GOAL: Can all of these lines be returned exactly?

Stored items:
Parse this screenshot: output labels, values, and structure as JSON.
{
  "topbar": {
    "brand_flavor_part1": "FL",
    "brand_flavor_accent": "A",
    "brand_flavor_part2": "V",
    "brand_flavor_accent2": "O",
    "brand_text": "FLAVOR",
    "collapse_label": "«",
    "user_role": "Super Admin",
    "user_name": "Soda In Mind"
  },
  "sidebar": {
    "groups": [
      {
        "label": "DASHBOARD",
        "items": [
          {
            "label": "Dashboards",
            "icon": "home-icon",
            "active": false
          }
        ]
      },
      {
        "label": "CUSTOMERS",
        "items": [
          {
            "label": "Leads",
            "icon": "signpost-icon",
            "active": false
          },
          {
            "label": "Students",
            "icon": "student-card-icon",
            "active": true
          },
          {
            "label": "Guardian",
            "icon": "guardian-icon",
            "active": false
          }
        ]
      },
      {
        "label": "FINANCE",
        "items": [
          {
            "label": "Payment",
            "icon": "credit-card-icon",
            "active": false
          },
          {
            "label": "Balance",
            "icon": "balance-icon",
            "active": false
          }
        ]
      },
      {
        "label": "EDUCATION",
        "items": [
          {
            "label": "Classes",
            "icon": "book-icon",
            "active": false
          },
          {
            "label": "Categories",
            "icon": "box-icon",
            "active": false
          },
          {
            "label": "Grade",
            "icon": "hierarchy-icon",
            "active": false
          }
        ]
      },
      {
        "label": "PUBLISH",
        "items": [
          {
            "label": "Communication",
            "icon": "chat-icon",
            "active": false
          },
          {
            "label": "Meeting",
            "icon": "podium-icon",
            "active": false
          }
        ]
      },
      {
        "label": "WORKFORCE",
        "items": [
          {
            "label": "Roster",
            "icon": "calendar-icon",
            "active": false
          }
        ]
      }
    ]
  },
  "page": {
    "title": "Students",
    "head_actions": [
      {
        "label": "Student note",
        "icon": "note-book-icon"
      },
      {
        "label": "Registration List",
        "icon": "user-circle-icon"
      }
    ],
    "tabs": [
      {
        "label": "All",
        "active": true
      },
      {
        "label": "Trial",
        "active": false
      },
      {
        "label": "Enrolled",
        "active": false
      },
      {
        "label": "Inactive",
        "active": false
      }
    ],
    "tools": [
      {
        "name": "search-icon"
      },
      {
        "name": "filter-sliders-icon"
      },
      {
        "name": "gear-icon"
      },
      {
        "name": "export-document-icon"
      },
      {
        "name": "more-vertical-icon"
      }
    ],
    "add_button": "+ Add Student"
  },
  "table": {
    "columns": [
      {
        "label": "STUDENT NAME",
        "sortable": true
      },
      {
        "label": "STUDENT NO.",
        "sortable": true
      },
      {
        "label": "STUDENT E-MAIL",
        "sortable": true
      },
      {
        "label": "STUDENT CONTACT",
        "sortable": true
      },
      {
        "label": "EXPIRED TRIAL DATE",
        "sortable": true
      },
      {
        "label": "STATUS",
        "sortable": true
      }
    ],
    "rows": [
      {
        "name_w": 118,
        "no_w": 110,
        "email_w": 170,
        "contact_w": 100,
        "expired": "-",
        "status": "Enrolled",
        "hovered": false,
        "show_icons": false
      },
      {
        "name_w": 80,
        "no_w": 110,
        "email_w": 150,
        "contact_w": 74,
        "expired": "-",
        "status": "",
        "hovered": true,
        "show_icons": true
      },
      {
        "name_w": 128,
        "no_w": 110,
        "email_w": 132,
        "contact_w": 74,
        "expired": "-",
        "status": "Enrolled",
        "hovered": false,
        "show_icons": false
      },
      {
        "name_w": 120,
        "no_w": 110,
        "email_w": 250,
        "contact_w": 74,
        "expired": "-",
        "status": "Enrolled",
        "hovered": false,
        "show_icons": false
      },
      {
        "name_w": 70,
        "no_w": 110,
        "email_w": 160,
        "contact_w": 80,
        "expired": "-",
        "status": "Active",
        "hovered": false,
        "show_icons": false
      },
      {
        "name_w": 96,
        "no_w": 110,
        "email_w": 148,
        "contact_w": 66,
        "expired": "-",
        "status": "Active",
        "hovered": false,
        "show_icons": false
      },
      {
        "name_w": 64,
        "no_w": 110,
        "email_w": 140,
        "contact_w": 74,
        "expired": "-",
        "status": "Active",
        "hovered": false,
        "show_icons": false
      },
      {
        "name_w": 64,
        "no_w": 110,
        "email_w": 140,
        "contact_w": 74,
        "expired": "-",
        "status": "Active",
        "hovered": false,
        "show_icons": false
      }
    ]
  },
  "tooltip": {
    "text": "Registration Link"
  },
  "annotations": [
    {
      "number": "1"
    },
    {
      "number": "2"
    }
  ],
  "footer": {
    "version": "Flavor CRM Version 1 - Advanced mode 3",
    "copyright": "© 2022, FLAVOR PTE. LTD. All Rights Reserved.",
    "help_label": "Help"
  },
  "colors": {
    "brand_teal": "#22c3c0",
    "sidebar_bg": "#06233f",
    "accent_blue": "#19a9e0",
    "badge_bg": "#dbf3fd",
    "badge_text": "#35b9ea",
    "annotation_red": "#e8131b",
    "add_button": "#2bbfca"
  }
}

EXPECTED OUTPUT:
Parse this screenshot: output labels, values, and structure as JSON.
{
  "topbar": {
    "brand_flavor_part1": "FL",
    "brand_flavor_accent": "A",
    "brand_flavor_part2": "V",
    "brand_flavor_accent2": "O",
    "brand_text": "FLAVOR",
    "collapse_label": "«",
    "user_role": "Super Admin",
    "user_name": "Soda In Mind"
  },
  "sidebar": {
    "groups": [
      {
        "label": "DASHBOARD",
        "items": [
          {
            "label": "Dashboards",
            "icon": "home-icon",
            "active": false
          }
        ]
      },
      {
        "label": "CUSTOMERS",
        "items": [
          {
            "label": "Leads",
            "icon": "signpost-icon",
            "active": false
          },
          {
            "label": "Students",
            "icon": "student-card-icon",
            "active": true
          },
          {
            "label": "Guardian",
            "icon": "guardian-icon",
            "active": false
          }
        ]
      },
      {
        "label": "FINANCE",
        "items": [
          {
            "label": "Payment",
            "icon": "credit-card-icon",
            "active": false
          },
          {
            "label": "Balance",
            "icon": "balance-icon",
            "active": false
          }
        ]
      },
      {
        "label": "EDUCATION",
        "items": [
          {
            "label": "Classes",
            "icon": "book-icon",
            "active": false
          },
          {
            "label": "Categories",
            "icon": "box-icon",
            "active": false
          },
          {
            "label": "Grade",
            "icon": "hierarchy-icon",
            "active": false
          }
        ]
      },
      {
        "label": "PUBLISH",
        "items": [
          {
            "label": "Communication",
            "icon": "chat-icon",
            "active": false
          },
          {
            "label": "Meeting",
            "icon": "podium-icon",
            "active": false
          }
        ]
      },
      {
        "label": "WORKFORCE",
        "items": [
          {
            "label": "Roster",
            "icon": "calendar-icon",
            "active": false
          }
        ]
      }
    ]
  },
  "page": {
    "title": "Students",
    "head_actions": [
      {
        "label": "Student note",
        "icon": "note-book-icon"
      },
      {
        "label": "Registration List",
        "icon": "user-circle-icon"
      }
    ],
    "tabs": [
      {
        "label": "All",
        "active": true
      },
      {
        "label": "Trial",
        "active": false
      },
      {
        "label": "Enrolled",
        "active": false
      },
      {
        "label": "Inactive",
        "active": false
      }
    ],
    "tools": [
      {
        "name": "search-icon"
      },
      {
        "name": "filter-sliders-icon"
      },
      {
        "name": "gear-icon"
      },
      {
        "name": "export-document-icon"
      },
      {
        "name": "more-vertical-icon"
      }
    ],
    "add_button": "+ Add Student"
  },
  "table": {
    "columns": [
      {
        "label": "STUDENT NAME",
        "sortable": true
      },
      {
        "label": "STUDENT NO.",
        "sortable": true
      },
      {
        "label": "STUDENT E-MAIL",
        "sortable": true
      },
      {
        "label": "STUDENT CONTACT",
        "sortable": true
      },
      {
        "label": "EXPIRED TRIAL DATE",
        "sortable": true
      },
      {
        "label": "STATUS",
        "sortable": true
      }
    ],
    "rows": [
      {
        "name_w": 118,
        "no_w": 110,
        "email_w": 170,
        "contact_w": 100,
        "expired": "-",
        "status": "Enrolled",
        "hovered": false,
        "show_icons": false
      },
      {
        "name_w": 80,
        "no_w": 110,
        "email_w": 150,
        "contact_w": 74,
        "expired": "-",
        "status": "",
        "hovered": true,
        "show_icons": true
      },
      {
        "name_w": 128,
        "no_w": 110,
        "email_w": 132,
        "contact_w": 74,
        "expired": "-",
        "status": "Enrolled",
        "hovered": false,
        "show_icons": false
      },
      {
        "name_w": 120,
        "no_w": 110,
        "email_w": 250,
        "contact_w": 74,
        "expired": "-",
        "status": "Enrolled",
        "hovered": false,
        "show_icons": false
      },
      {
        "name_w": 70,
        "no_w": 110,
        "email_w": 160,
        "contact_w": 80,
        "expired": "-",
        "status": "Active",
        "hovered": false,
        "show_icons": false
      },
      {
        "name_w": 96,
        "no_w": 110,
        "email_w": 148,
        "contact_w": 66,
        "expired": "-",
        "status": "Active",
        "hovered": false,
        "show_icons": false
      },
      {
        "name_w": 64,
        "no_w": 110,
        "email_w": 140,
        "contact_w": 74,
        "expired": "-",
        "status": "Active",
        "hovered": false,
        "show_icons": false
      },
      {
        "name_w": 64,
        "no_w": 110,
        "email_w": 140,
        "contact_w": 74,
        "expired": "-",
        "status": "Active",
        "hovered": false,
        "show_icons": false
      }
    ]
  },
  "tooltip": {
    "text": "Registration Link"
  },
  "annotations": [
    {
      "number": "1"
    },
    {
      "number": "2"
    }
  ],
  "footer": {
    "version": "Flavor CRM Version 1 - Advanced mode 3",
    "copyright": "© 2022, FLAVOR PTE. LTD. All Rights Reserved.",
    "help_label": "Help"
  },
  "colors": {
    "brand_teal": "#22c3c0",
    "sidebar_bg": "#06233f",
    "accent_blue": "#19a9e0",
    "badge_bg": "#dbf3fd",
    "badge_text": "#35b9ea",
    "annotation_red": "#e8131b",
    "add_button": "#2bbfca"
  }
}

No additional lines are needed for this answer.